What to produce:
Reproduce every line in the listing that contains the word "GOODS".

Records for processing:
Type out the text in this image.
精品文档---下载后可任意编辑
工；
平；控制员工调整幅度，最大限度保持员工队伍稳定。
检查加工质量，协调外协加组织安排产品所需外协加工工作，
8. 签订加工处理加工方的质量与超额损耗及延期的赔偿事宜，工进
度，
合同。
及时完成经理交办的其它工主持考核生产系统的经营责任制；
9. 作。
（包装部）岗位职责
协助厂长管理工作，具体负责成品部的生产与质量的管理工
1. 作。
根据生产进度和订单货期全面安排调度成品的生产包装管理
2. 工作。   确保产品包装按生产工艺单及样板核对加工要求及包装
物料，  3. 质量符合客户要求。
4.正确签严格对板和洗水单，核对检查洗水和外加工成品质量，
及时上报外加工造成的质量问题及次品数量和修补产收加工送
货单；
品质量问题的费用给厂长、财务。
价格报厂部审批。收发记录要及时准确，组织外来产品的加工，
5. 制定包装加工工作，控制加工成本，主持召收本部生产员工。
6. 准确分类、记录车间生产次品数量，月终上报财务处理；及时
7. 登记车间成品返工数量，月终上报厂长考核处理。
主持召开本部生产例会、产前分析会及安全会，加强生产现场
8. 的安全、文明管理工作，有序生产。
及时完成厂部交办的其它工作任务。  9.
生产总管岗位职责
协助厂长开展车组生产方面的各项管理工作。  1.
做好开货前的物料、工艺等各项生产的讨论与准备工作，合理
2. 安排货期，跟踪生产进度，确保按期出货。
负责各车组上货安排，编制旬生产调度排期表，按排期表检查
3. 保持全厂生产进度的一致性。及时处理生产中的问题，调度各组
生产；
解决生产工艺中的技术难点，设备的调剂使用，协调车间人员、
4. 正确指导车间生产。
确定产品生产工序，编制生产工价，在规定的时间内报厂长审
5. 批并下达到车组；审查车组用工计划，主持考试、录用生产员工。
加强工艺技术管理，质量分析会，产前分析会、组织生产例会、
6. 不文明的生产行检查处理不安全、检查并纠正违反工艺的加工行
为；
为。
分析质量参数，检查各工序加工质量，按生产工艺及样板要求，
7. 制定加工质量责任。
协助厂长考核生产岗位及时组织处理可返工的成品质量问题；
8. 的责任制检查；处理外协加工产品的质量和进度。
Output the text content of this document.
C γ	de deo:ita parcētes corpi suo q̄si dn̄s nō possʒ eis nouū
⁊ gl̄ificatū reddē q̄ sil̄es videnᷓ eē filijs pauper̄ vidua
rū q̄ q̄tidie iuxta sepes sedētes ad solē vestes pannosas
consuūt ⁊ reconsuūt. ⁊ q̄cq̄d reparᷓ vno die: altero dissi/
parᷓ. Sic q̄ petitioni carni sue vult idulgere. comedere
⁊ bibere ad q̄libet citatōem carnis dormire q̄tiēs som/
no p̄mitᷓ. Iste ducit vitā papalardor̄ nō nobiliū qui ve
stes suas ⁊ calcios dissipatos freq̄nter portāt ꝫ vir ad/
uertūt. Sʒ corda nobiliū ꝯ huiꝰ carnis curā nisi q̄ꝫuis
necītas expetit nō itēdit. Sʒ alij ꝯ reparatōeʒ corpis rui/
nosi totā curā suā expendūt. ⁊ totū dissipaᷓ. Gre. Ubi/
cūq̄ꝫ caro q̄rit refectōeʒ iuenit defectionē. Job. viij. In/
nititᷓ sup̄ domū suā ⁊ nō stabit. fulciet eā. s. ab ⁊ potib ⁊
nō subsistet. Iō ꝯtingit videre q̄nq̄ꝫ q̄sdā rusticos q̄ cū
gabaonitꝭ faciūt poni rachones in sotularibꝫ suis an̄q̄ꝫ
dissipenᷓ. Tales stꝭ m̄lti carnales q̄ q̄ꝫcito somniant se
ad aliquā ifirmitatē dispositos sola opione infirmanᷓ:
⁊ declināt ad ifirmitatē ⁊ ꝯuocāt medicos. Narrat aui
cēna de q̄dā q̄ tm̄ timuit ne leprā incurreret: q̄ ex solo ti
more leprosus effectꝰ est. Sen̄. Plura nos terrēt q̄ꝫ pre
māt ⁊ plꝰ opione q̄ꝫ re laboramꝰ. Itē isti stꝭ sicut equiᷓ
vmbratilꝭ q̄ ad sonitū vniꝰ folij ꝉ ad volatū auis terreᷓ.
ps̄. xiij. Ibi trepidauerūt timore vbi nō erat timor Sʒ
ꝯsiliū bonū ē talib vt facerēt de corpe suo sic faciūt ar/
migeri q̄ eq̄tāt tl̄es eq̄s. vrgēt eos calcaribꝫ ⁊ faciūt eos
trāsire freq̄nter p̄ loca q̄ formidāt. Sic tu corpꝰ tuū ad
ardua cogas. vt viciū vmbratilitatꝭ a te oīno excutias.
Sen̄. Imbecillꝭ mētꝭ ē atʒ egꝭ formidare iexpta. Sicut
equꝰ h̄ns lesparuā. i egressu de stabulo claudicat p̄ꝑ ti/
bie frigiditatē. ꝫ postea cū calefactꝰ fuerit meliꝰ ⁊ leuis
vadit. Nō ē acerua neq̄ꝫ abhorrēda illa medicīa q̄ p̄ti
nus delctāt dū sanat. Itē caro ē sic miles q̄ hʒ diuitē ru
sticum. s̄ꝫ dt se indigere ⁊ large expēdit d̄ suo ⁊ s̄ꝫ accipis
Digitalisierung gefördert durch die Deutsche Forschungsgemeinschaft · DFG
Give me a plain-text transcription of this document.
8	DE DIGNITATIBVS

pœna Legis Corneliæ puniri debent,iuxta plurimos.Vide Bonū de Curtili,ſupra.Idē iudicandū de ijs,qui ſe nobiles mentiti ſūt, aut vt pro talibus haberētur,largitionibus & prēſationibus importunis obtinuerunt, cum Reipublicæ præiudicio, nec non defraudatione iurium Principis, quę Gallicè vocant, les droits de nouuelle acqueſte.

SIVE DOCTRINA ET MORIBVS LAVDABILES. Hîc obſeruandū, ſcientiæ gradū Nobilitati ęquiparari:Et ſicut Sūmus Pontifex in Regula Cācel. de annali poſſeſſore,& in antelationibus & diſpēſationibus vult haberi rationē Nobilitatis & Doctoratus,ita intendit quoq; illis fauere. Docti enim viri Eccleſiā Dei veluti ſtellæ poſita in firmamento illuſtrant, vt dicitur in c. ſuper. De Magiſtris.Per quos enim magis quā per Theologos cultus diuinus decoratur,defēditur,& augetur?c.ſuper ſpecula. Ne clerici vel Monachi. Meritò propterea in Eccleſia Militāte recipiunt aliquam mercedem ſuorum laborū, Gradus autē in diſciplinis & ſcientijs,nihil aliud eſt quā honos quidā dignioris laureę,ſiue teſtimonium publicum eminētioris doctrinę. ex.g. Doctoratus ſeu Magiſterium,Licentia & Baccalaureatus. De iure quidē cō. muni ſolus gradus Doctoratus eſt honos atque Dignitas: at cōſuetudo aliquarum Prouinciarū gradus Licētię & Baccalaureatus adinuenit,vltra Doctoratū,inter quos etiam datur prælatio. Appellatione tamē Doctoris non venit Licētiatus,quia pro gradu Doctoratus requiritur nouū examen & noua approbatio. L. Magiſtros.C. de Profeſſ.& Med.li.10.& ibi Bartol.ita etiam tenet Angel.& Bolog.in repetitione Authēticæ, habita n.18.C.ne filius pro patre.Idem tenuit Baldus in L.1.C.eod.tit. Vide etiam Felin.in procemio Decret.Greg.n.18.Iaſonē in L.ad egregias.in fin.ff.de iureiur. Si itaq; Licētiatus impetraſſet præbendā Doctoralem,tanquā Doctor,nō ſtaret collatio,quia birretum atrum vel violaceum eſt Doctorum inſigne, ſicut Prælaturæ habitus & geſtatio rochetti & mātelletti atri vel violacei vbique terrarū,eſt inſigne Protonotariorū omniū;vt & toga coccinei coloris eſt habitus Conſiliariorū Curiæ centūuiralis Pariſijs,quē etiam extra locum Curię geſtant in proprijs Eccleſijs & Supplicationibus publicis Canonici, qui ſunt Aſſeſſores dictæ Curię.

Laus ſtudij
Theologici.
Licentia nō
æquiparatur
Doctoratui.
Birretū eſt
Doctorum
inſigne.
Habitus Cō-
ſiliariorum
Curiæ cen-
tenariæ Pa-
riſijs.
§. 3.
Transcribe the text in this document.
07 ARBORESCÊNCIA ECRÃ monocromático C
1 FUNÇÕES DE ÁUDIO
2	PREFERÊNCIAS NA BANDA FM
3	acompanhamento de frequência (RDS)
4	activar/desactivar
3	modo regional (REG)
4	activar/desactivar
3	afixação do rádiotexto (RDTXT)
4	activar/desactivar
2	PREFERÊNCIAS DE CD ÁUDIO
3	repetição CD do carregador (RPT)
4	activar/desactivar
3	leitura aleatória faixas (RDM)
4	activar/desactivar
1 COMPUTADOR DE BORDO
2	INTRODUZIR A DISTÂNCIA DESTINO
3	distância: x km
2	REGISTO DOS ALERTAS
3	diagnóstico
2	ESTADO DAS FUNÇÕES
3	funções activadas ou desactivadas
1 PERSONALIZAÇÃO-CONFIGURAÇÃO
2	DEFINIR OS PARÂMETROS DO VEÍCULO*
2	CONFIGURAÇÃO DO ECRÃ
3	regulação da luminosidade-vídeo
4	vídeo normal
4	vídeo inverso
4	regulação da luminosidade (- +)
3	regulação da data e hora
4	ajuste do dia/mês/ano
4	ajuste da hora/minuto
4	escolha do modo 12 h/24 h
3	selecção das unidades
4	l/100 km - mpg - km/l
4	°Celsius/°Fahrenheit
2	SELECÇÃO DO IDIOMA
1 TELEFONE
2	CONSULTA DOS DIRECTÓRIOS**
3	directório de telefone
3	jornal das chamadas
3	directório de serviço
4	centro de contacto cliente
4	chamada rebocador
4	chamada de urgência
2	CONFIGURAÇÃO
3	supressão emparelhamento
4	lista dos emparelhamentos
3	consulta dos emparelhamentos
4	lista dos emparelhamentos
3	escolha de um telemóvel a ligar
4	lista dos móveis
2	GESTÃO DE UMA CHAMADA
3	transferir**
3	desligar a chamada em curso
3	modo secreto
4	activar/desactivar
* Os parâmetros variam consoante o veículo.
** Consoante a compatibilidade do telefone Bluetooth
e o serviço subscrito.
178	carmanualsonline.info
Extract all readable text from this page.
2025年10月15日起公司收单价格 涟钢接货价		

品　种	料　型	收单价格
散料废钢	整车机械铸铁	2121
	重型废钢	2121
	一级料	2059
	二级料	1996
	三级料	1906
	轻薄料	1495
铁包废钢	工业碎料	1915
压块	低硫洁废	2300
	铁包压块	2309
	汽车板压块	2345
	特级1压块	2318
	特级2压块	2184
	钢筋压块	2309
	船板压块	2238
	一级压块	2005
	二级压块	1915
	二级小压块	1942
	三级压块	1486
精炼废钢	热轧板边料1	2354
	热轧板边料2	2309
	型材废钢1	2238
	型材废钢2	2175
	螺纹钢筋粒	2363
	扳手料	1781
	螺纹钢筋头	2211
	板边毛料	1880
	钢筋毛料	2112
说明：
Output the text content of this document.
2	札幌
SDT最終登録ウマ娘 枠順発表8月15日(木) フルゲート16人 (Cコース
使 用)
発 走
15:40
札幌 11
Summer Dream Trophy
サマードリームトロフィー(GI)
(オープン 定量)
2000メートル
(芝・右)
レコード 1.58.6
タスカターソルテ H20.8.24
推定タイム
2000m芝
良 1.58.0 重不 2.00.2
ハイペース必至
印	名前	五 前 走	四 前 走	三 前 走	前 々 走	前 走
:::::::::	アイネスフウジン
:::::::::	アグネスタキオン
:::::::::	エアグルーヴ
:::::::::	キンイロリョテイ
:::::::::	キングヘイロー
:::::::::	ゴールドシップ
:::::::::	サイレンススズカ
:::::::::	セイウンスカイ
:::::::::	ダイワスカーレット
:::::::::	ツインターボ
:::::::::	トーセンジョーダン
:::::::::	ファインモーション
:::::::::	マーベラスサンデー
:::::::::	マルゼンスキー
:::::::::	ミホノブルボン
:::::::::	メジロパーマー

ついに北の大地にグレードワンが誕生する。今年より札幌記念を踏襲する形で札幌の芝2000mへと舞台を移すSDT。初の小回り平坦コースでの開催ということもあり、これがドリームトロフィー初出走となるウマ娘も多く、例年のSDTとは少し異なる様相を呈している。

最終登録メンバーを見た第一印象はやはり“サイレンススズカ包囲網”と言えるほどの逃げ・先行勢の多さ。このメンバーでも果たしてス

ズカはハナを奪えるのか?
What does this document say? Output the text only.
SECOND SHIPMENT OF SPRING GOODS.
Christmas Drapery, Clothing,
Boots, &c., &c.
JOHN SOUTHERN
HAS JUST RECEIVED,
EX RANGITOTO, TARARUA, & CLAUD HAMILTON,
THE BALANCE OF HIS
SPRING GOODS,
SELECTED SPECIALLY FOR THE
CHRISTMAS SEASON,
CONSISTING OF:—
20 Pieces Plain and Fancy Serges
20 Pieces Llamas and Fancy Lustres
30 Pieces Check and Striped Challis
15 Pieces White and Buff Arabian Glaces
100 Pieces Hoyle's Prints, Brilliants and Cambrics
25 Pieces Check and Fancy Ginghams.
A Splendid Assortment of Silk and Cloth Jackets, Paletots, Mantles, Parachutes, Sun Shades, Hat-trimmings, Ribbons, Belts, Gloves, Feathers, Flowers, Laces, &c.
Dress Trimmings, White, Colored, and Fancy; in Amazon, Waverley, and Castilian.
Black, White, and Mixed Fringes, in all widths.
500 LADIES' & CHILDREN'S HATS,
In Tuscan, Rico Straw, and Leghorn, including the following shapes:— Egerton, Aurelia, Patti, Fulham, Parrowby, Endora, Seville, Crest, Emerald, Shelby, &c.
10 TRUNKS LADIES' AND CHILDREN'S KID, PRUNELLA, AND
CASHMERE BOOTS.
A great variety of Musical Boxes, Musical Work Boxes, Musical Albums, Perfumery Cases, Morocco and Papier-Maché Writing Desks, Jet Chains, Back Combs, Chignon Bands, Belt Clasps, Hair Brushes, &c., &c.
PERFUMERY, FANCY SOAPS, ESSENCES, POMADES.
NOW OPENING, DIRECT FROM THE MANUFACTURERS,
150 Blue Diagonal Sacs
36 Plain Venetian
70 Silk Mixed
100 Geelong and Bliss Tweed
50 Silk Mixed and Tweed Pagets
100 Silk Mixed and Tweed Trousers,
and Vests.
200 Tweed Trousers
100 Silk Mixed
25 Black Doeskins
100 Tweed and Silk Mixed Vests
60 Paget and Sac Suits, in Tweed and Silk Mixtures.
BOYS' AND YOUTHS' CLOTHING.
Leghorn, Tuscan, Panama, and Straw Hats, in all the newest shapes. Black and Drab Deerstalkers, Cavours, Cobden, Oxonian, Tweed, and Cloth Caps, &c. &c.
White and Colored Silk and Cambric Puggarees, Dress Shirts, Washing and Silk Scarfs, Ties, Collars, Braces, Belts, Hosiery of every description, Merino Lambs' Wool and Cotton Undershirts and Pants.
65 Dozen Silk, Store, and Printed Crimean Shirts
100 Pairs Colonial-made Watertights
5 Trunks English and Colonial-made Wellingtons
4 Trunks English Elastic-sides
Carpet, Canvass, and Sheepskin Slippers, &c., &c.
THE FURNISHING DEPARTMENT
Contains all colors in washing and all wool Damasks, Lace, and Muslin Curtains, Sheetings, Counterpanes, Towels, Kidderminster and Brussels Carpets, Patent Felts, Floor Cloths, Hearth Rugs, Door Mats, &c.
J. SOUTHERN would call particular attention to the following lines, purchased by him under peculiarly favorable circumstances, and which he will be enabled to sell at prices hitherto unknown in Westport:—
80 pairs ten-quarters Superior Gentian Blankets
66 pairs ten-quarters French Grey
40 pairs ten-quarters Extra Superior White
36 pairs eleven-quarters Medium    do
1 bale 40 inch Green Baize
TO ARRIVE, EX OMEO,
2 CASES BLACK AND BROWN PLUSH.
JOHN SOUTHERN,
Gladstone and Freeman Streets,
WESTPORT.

Task result:
SECOND SHIPMENT OF SPRING GOODS.
SPRING GOODS,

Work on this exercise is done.